_The request_
Check each line of the listing for the string "Mentorship", then state how many lines have it. Only the number is wanted.

--- begin Records supplied ---

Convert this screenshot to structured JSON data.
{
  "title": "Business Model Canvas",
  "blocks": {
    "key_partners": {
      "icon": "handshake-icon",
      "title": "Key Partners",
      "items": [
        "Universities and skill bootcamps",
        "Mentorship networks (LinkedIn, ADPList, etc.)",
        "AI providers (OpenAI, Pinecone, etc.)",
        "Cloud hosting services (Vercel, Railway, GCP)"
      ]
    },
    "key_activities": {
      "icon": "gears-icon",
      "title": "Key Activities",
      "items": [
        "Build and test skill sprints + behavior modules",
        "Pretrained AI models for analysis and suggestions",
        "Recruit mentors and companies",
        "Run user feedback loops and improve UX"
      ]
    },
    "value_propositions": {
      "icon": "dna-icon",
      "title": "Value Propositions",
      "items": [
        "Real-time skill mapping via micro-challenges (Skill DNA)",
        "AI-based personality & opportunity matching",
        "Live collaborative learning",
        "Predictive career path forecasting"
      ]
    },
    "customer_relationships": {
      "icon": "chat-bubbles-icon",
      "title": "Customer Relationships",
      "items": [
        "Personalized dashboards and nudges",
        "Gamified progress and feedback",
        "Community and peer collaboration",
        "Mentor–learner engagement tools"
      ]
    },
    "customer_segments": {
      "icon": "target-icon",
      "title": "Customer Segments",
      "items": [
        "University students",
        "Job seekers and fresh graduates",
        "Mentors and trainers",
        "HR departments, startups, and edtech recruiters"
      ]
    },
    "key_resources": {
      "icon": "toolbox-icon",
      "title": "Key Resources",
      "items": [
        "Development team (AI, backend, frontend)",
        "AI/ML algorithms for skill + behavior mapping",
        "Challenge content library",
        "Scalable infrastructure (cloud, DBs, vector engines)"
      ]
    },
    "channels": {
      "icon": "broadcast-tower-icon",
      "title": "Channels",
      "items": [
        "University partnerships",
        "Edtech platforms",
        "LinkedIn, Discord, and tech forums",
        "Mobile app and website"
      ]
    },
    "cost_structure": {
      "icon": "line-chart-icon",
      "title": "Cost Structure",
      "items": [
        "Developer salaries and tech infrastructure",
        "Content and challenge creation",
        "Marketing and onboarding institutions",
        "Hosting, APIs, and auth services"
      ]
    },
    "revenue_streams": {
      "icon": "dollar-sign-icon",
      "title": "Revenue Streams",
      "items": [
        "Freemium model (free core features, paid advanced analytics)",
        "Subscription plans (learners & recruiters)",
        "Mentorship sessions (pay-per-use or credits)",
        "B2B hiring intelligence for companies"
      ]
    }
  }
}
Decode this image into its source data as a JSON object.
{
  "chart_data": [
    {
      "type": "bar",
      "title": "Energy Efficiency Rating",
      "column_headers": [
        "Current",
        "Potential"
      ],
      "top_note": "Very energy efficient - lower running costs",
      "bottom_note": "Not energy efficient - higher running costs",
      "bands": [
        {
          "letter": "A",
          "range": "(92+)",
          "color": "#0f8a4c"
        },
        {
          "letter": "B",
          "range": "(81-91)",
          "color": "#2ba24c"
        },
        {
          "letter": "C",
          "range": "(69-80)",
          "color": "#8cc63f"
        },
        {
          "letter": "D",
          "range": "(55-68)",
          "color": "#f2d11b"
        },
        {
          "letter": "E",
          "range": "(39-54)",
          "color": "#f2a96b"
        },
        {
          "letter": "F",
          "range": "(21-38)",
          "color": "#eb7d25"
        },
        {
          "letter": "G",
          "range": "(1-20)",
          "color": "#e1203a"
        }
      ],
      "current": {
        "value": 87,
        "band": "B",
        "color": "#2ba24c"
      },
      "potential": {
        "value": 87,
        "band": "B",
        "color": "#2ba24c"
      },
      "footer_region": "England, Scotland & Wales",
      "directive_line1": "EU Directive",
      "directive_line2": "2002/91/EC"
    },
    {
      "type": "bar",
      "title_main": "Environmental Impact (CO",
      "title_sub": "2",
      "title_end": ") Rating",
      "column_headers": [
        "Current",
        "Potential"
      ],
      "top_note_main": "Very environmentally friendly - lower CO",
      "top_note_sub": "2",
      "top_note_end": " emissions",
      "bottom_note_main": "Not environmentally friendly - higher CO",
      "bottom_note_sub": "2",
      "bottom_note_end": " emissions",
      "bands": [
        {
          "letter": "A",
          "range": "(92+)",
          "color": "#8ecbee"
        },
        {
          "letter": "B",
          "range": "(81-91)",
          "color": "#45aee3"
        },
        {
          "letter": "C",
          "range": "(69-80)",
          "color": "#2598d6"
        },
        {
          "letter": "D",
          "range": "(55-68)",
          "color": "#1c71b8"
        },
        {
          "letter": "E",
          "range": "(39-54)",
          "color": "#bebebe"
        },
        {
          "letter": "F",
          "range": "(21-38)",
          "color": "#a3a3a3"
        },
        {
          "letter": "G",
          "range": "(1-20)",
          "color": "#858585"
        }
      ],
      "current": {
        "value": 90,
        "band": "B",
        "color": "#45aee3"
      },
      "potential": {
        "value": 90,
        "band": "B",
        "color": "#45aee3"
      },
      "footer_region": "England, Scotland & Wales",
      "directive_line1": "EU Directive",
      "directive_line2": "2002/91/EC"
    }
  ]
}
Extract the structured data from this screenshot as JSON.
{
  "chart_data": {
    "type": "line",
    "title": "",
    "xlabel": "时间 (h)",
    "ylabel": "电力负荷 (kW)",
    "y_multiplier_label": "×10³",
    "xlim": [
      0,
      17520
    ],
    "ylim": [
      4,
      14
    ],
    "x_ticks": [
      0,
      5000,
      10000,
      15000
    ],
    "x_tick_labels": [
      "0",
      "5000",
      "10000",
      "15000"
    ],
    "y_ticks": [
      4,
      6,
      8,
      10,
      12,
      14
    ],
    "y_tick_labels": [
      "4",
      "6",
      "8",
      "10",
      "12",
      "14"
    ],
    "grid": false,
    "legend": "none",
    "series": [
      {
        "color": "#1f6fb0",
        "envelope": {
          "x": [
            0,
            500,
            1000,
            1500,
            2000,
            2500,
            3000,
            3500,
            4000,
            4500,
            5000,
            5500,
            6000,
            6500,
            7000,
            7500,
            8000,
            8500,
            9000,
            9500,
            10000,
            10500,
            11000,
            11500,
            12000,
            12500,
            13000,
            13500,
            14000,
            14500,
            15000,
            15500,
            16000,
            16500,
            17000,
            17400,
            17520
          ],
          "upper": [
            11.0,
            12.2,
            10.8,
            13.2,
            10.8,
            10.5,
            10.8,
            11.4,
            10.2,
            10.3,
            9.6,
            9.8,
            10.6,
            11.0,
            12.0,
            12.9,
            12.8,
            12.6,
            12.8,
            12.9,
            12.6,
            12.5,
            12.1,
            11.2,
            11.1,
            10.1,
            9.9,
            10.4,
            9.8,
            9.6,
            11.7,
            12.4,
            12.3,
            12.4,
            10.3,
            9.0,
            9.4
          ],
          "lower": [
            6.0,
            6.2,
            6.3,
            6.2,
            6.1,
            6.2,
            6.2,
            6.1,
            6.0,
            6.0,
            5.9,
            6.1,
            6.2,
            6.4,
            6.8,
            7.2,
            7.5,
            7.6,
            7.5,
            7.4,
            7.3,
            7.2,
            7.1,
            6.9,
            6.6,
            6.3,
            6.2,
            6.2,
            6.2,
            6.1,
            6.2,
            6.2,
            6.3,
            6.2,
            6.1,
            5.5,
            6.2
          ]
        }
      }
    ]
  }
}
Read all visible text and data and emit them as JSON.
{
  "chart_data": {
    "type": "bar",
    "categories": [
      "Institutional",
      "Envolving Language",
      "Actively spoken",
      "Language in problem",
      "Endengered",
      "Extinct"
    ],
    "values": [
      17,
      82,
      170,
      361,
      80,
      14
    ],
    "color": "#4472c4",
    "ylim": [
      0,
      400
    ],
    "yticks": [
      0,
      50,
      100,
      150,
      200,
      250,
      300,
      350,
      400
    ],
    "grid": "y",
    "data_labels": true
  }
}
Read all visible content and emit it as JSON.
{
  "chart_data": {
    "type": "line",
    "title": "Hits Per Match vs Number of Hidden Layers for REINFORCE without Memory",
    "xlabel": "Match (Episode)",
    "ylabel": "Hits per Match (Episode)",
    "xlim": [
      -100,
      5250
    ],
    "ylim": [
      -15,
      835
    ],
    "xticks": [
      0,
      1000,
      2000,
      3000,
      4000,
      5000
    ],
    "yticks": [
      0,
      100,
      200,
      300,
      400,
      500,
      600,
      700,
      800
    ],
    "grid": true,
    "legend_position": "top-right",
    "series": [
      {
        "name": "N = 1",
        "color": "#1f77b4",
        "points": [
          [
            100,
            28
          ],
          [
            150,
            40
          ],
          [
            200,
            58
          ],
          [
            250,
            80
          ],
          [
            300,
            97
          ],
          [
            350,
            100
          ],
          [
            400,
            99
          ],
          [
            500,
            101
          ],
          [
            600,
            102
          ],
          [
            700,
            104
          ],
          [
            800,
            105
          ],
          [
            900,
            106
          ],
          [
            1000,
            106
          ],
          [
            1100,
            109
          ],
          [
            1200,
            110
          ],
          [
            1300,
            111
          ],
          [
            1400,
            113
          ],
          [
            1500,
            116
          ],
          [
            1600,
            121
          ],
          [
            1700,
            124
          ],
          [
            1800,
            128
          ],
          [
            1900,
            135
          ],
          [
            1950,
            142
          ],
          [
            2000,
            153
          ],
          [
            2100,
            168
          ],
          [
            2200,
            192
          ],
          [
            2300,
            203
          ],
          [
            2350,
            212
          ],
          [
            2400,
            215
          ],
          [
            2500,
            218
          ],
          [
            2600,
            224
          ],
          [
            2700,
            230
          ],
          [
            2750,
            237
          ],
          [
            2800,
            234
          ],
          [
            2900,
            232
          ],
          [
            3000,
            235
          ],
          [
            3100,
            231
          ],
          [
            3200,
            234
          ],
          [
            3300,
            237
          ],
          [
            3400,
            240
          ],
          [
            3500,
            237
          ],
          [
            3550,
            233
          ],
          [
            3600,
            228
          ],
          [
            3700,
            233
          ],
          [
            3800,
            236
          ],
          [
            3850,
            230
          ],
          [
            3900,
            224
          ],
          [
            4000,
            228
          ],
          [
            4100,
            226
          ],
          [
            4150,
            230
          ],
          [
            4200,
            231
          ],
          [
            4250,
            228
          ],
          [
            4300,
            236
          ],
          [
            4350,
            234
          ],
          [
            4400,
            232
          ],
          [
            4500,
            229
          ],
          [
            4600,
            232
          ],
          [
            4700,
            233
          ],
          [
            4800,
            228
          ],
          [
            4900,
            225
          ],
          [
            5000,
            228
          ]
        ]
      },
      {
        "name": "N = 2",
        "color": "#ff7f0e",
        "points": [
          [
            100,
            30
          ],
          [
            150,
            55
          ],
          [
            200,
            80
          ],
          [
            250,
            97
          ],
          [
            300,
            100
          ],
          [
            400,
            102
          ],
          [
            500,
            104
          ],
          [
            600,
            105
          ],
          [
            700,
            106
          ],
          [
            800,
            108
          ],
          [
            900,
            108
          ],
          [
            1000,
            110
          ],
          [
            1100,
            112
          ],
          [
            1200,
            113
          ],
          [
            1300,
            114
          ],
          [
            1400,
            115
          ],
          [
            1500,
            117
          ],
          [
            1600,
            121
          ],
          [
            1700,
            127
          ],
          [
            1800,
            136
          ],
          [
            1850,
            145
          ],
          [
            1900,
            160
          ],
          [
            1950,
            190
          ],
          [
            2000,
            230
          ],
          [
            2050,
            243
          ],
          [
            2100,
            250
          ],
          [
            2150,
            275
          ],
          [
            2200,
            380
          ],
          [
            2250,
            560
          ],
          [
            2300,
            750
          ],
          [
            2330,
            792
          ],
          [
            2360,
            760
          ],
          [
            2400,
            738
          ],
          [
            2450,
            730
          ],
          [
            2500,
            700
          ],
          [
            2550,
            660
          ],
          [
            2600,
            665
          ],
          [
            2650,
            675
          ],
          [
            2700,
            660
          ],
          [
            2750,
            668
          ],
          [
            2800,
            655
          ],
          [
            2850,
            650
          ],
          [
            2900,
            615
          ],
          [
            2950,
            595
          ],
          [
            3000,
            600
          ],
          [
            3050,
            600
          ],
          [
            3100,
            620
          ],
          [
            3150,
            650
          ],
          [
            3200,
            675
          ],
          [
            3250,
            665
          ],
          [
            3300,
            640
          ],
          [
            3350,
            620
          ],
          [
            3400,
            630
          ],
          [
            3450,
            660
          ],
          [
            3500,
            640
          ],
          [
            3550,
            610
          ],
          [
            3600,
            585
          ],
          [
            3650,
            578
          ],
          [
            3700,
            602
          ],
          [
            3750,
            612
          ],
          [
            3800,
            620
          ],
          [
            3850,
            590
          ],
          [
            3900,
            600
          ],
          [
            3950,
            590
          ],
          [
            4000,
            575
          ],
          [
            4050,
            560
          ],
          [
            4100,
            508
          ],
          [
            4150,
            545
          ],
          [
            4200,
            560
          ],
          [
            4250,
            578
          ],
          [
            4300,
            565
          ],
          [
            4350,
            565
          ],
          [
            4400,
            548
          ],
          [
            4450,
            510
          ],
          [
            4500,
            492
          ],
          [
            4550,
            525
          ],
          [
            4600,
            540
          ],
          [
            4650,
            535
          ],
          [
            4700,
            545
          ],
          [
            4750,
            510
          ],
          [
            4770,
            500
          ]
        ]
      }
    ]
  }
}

--- end Records supplied ---

_Written answer_
2